Exercise brief —
In the copy, keep every record exact and leave out all images.
***
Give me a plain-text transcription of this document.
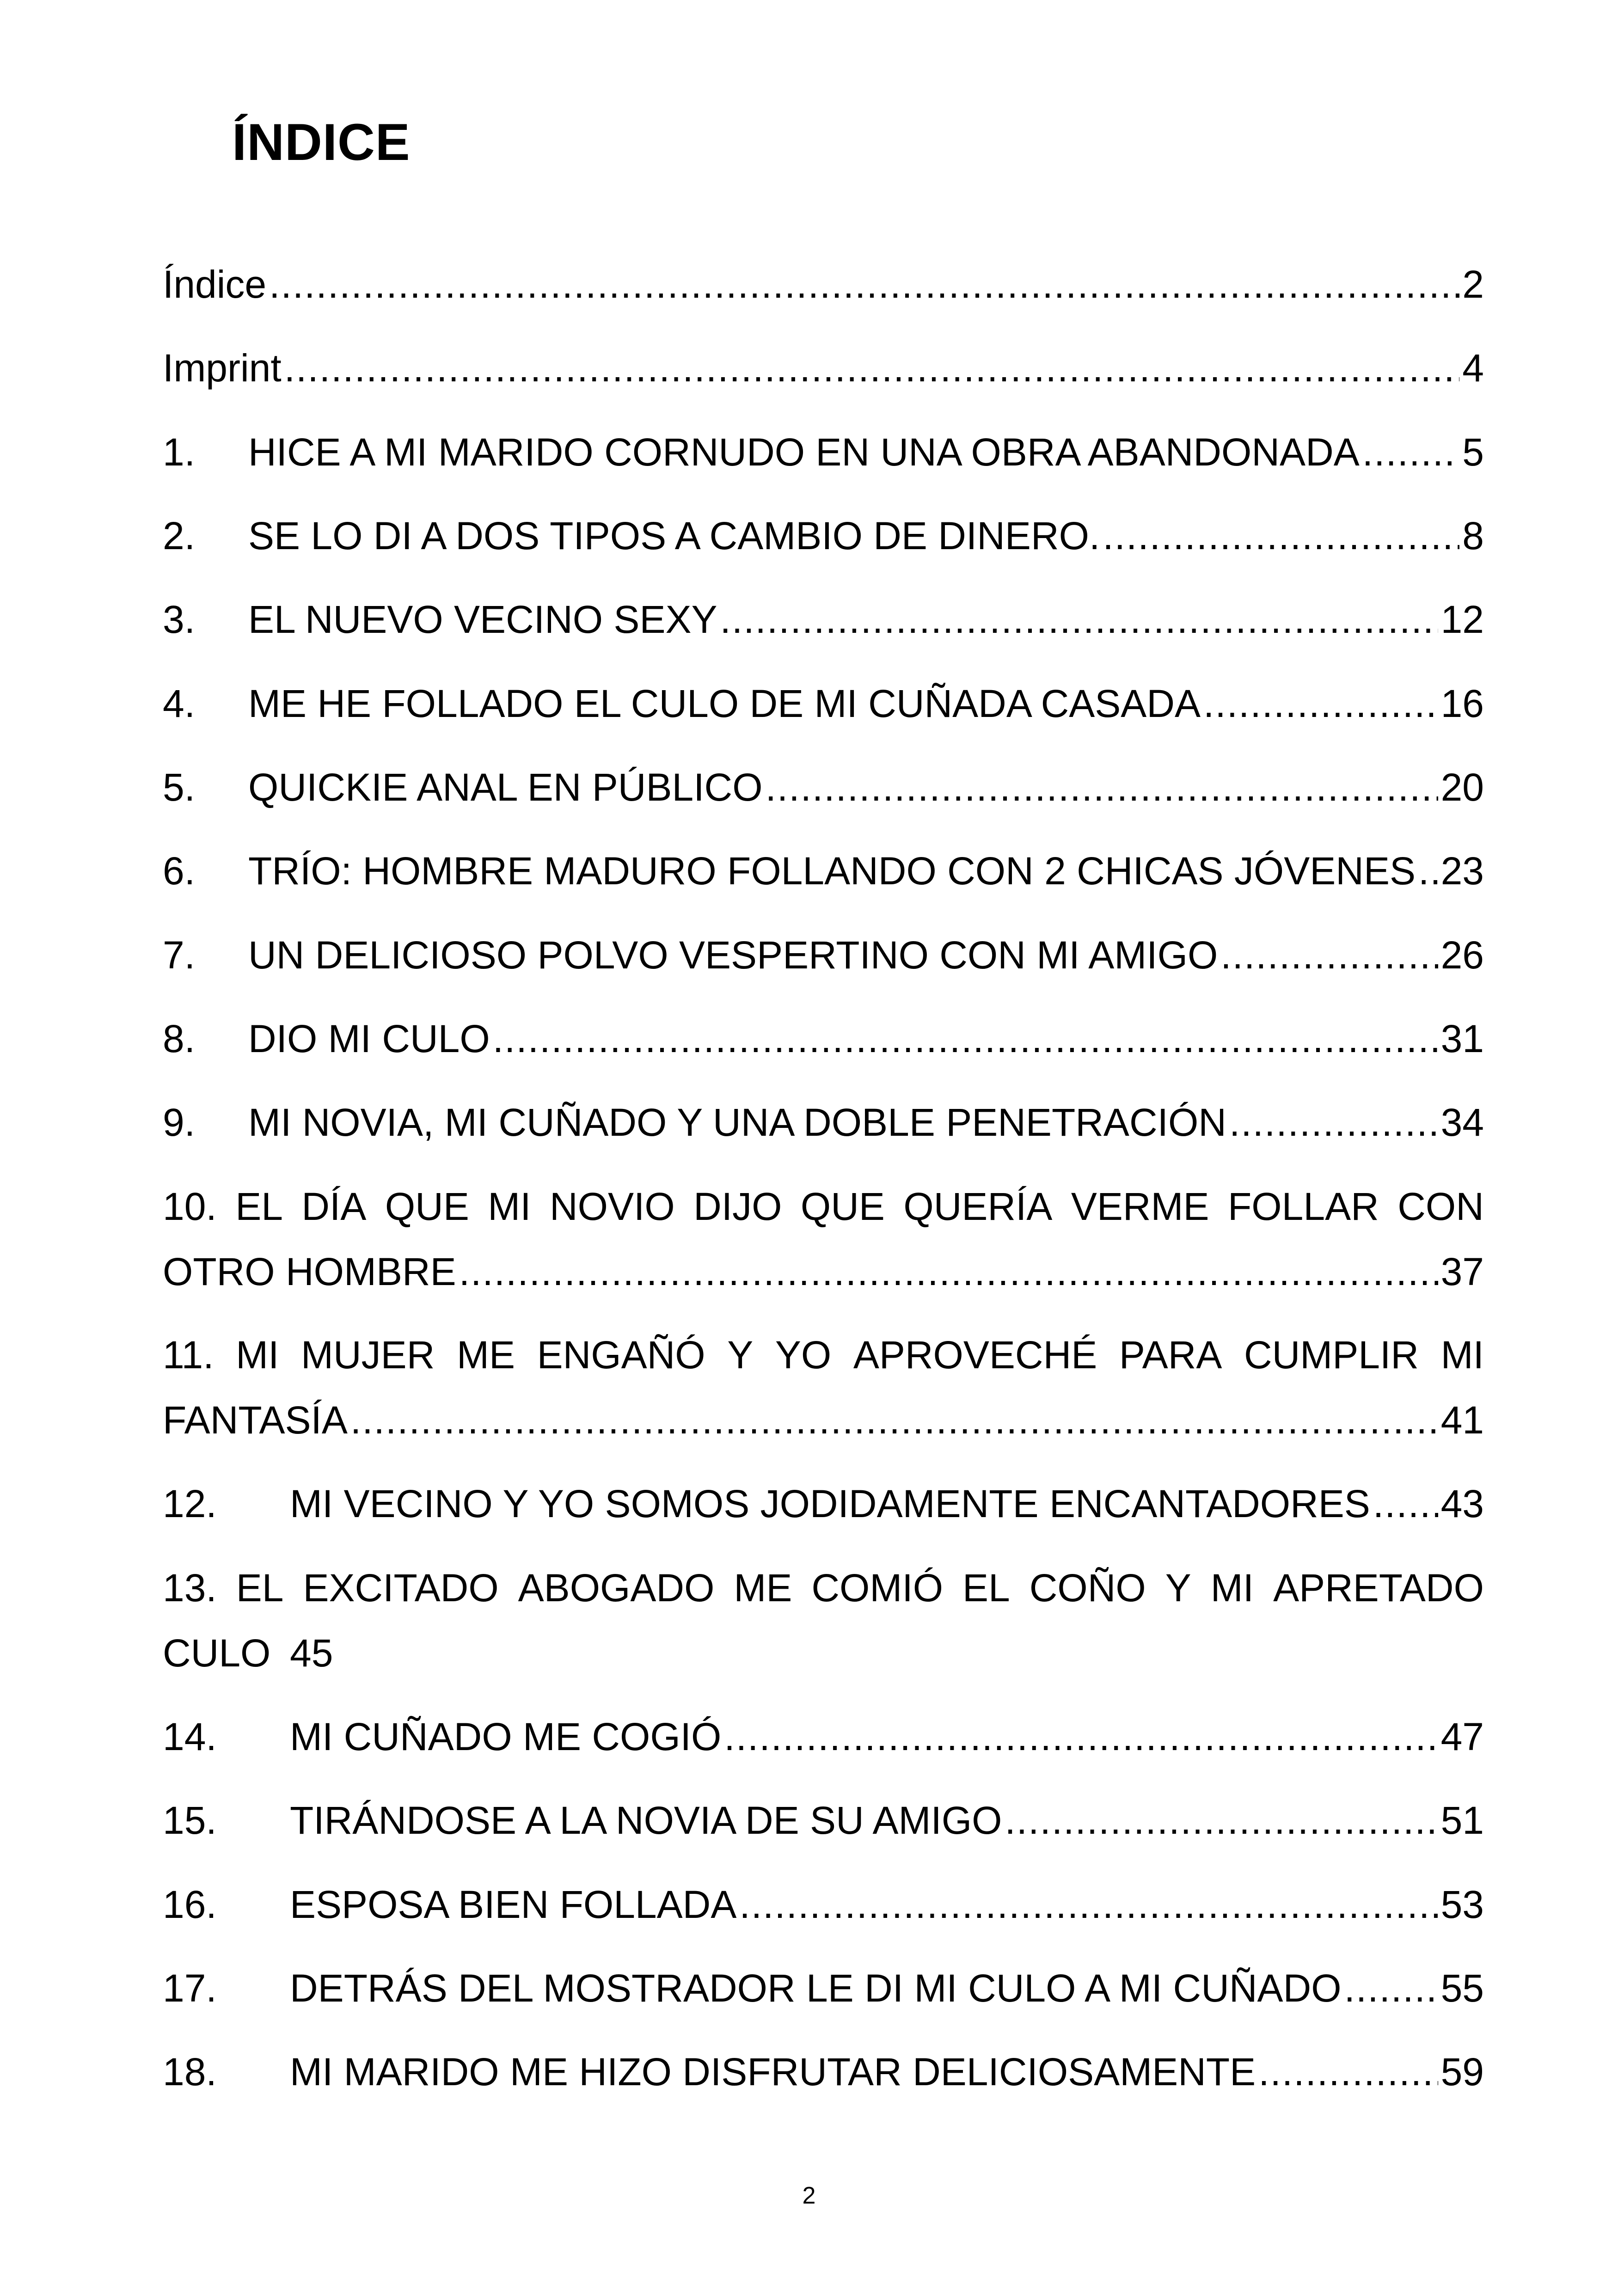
ÍNDICE
Índice .....	2
Imprint .....	4
1.	HICE A MI MARIDO CORNUDO EN UNA OBRA ABANDONADA .....	5
2.	SE LO DI A DOS TIPOS A CAMBIO DE DINERO. .....	8
3.	EL NUEVO VECINO SEXY .....	12
4.	ME HE FOLLADO EL CULO DE MI CUÑADA CASADA .....	16
5.	QUICKIE ANAL EN PÚBLICO .....	20
6.	TRÍO: HOMBRE MADURO FOLLANDO CON 2 CHICAS JÓVENES ..... 23
7.	UN DELICIOSO POLVO VESPERTINO CON MI AMIGO .....	26
8.	DIO MI CULO .....	31
9.	MI NOVIA, MI CUÑADO Y UNA DOBLE PENETRACIÓN .....	34
10. EL DÍA QUE MI NOVIO DIJO QUE QUERÍA VERME FOLLAR CON
OTRO HOMBRE .....	37
11. MI MUJER ME ENGAÑÓ Y YO APROVECHÉ PARA CUMPLIR MI
FANTASÍA .....	41
12.	MI VECINO Y YO SOMOS JODIDAMENTE ENCANTADORES ..... 43
13. EL EXCITADO ABOGADO ME COMIÓ EL COÑO Y MI APRETADO
CULO 45
14.	MI CUÑADO ME COGIÓ .....	47
15.	TIRÁNDOSE A LA NOVIA DE SU AMIGO .....	51
16.	ESPOSA BIEN FOLLADA .....	53
17.	DETRÁS DEL MOSTRADOR LE DI MI CULO A MI CUÑADO .....	55
18.	MI MARIDO ME HIZO DISFRUTAR DELICIOSAMENTE .....	59
2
***
Answer to this task —
Give me a plain-text transcription of this document.
ÍNDICE
Índice .....	2
Imprint .....	4
1.	HICE A MI MARIDO CORNUDO EN UNA OBRA ABANDONADA .....	5
2.	SE LO DI A DOS TIPOS A CAMBIO DE DINERO. .....	8
3.	EL NUEVO VECINO SEXY .....	12
4.	ME HE FOLLADO EL CULO DE MI CUÑADA CASADA .....	16
5.	QUICKIE ANAL EN PÚBLICO .....	20
6.	TRÍO: HOMBRE MADURO FOLLANDO CON 2 CHICAS JÓVENES ..... 23
7.	UN DELICIOSO POLVO VESPERTINO CON MI AMIGO .....	26
8.	DIO MI CULO .....	31
9.	MI NOVIA, MI CUÑADO Y UNA DOBLE PENETRACIÓN .....	34
10. EL DÍA QUE MI NOVIO DIJO QUE QUERÍA VERME FOLLAR CON
OTRO HOMBRE .....	37
11. MI MUJER ME ENGAÑÓ Y YO APROVECHÉ PARA CUMPLIR MI
FANTASÍA .....	41
12.	MI VECINO Y YO SOMOS JODIDAMENTE ENCANTADORES ..... 43
13. EL EXCITADO ABOGADO ME COMIÓ EL COÑO Y MI APRETADO
CULO 45
14.	MI CUÑADO ME COGIÓ .....	47
15.	TIRÁNDOSE A LA NOVIA DE SU AMIGO .....	51
16.	ESPOSA BIEN FOLLADA .....	53
17.	DETRÁS DEL MOSTRADOR LE DI MI CULO A MI CUÑADO .....	55
18.	MI MARIDO ME HIZO DISFRUTAR DELICIOSAMENTE .....	59
2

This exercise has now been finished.